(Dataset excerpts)
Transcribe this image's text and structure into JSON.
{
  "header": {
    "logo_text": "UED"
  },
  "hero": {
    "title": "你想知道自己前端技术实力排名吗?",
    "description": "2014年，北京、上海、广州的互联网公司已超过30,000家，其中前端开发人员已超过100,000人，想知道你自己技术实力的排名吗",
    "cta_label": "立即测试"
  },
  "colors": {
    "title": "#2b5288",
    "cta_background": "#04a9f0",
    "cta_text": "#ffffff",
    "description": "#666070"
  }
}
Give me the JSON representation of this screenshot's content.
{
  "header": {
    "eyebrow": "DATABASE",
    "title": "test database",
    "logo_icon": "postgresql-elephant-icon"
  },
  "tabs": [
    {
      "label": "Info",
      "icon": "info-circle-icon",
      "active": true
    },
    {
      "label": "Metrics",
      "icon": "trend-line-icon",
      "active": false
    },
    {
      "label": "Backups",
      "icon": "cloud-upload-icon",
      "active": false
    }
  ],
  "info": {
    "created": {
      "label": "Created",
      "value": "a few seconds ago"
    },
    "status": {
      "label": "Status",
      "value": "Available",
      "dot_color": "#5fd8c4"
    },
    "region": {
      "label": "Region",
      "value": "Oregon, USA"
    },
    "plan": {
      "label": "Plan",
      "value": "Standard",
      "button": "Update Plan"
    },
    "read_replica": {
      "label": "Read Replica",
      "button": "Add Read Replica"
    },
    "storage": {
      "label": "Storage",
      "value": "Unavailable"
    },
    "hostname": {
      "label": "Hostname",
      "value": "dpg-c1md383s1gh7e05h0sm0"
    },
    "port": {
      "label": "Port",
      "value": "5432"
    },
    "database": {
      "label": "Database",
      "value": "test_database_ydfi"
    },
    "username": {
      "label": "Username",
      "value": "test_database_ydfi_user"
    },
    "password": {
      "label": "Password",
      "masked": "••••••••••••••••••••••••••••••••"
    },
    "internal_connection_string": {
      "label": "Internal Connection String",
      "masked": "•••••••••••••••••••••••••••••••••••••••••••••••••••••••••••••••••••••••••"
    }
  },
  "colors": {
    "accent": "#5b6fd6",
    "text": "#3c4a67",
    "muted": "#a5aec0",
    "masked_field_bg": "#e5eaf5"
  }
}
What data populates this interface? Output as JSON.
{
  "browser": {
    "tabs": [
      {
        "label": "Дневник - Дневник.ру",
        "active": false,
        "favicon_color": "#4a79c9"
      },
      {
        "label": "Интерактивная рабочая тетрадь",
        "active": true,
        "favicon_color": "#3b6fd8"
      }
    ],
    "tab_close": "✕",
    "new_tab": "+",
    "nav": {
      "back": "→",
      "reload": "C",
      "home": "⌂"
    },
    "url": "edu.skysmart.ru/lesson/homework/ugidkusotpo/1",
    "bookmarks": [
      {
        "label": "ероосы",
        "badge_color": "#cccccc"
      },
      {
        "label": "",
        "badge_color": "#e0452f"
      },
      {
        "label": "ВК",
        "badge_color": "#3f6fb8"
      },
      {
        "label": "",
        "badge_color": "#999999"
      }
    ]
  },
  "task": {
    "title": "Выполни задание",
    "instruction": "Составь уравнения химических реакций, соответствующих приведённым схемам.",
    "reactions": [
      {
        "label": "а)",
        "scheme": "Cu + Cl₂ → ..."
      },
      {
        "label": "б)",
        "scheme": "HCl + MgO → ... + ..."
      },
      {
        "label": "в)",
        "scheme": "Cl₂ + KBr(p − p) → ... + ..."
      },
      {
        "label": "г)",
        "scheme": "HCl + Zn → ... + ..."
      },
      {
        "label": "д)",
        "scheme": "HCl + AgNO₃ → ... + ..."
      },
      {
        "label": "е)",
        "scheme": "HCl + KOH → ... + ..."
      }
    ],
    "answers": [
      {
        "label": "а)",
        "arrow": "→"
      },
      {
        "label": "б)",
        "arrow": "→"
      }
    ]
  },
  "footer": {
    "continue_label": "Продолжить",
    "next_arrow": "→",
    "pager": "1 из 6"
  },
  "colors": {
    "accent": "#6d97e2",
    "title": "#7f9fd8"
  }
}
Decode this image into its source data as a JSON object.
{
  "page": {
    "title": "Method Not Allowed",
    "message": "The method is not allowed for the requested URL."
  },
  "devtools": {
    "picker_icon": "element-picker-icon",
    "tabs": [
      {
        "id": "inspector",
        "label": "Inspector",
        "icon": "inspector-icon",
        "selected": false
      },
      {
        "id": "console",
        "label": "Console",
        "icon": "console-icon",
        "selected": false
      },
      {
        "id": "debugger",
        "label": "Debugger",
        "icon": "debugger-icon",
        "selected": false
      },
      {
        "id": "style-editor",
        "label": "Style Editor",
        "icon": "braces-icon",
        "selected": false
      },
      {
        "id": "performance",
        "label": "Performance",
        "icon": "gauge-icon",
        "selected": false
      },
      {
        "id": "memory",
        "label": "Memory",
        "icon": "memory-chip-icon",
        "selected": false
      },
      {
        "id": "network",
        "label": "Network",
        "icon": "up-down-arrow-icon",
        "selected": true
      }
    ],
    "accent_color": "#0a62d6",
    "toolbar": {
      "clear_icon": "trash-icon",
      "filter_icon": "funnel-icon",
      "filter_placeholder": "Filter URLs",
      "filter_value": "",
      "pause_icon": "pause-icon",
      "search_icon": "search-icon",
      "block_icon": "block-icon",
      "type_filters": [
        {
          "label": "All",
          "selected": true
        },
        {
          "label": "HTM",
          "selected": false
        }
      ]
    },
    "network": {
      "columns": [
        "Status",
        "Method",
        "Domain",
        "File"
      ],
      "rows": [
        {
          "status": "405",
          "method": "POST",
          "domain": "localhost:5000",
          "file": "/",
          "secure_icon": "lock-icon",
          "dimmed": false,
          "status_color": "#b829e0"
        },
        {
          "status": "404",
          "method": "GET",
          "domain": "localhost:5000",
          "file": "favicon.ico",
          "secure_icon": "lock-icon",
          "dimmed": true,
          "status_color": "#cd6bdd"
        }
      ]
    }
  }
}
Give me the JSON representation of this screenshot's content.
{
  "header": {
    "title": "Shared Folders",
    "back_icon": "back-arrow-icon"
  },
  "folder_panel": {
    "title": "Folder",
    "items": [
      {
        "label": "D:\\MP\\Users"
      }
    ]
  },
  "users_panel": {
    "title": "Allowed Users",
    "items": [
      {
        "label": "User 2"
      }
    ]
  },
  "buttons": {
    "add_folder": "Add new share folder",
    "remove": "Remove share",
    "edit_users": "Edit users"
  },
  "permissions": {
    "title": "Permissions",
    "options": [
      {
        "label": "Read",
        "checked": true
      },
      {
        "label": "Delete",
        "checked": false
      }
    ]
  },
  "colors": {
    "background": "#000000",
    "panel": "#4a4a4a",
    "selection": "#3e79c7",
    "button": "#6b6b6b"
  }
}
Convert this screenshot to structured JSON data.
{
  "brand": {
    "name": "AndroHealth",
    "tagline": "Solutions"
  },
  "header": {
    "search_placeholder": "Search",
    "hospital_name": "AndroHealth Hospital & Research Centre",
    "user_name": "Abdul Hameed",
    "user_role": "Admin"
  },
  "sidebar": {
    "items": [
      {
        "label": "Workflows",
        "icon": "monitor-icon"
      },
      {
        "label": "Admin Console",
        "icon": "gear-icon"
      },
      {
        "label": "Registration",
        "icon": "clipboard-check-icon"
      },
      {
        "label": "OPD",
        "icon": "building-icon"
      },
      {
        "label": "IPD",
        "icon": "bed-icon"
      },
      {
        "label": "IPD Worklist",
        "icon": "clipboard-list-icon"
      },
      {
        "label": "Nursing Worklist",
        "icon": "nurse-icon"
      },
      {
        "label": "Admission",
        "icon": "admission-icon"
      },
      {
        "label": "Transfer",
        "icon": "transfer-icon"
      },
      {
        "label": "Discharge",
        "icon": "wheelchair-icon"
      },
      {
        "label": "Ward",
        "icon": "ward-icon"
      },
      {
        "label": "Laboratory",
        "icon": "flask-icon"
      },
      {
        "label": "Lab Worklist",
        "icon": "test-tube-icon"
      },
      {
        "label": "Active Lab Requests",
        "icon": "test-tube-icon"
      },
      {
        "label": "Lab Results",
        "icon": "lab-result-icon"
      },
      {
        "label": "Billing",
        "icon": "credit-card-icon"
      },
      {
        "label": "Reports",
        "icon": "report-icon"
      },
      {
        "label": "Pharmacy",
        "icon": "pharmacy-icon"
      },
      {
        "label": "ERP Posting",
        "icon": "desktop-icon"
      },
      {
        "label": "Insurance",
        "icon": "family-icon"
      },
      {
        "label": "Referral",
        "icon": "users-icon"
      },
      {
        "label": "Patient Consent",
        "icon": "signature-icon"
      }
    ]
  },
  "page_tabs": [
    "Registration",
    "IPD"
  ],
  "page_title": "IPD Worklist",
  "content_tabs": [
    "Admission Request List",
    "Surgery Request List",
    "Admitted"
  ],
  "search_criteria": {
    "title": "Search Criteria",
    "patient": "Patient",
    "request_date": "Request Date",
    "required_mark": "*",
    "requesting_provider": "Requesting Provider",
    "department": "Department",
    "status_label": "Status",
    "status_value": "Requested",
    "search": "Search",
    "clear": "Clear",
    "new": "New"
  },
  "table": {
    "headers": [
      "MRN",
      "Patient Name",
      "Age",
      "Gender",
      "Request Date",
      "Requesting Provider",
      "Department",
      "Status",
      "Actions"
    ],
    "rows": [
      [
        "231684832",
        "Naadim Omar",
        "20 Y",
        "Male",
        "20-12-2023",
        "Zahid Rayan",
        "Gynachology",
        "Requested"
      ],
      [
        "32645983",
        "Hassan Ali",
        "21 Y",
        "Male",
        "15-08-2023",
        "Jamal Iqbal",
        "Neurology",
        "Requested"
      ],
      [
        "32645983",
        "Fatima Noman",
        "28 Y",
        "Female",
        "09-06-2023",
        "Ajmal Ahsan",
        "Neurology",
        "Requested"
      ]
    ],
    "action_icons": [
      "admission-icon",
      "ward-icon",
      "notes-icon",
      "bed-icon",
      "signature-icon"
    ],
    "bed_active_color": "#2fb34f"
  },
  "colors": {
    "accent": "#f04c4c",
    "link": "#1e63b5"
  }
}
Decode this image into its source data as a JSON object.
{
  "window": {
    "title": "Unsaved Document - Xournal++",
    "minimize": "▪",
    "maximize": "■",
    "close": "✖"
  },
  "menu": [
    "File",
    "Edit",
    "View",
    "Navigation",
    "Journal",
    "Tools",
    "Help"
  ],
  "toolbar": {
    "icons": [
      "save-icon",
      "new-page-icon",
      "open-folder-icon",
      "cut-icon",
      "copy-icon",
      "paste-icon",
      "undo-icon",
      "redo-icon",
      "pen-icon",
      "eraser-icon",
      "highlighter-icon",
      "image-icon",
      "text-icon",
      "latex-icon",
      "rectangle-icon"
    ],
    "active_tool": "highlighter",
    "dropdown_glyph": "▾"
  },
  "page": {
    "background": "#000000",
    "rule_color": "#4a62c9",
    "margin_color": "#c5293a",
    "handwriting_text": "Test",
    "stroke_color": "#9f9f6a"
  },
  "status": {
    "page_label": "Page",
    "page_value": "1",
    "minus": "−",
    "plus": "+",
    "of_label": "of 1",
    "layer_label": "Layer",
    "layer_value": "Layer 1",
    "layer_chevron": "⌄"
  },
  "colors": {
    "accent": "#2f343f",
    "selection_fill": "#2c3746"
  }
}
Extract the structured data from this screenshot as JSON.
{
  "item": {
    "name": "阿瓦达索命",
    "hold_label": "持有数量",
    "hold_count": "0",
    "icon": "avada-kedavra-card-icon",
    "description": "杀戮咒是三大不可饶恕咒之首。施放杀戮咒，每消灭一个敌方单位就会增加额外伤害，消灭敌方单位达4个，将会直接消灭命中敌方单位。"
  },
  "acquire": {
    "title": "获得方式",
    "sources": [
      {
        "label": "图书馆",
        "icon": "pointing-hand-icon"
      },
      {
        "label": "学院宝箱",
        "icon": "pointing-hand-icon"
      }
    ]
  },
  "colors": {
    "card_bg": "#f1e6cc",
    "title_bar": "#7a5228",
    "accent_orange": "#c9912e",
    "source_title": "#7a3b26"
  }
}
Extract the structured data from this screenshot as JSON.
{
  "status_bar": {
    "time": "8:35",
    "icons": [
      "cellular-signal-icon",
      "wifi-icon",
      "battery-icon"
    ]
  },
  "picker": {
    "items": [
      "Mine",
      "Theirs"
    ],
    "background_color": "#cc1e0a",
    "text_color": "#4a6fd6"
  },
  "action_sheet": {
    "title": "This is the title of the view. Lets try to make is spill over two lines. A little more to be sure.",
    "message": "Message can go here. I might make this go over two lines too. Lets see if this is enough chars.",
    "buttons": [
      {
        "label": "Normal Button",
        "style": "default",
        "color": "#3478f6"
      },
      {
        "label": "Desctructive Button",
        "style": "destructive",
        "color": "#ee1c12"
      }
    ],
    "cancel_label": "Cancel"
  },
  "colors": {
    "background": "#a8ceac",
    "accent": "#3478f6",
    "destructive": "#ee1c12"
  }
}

__Requirement__.
For the string "Lets", count the lines of the entries above that include it; answer with the number only.

__Reply to the exercise__.
2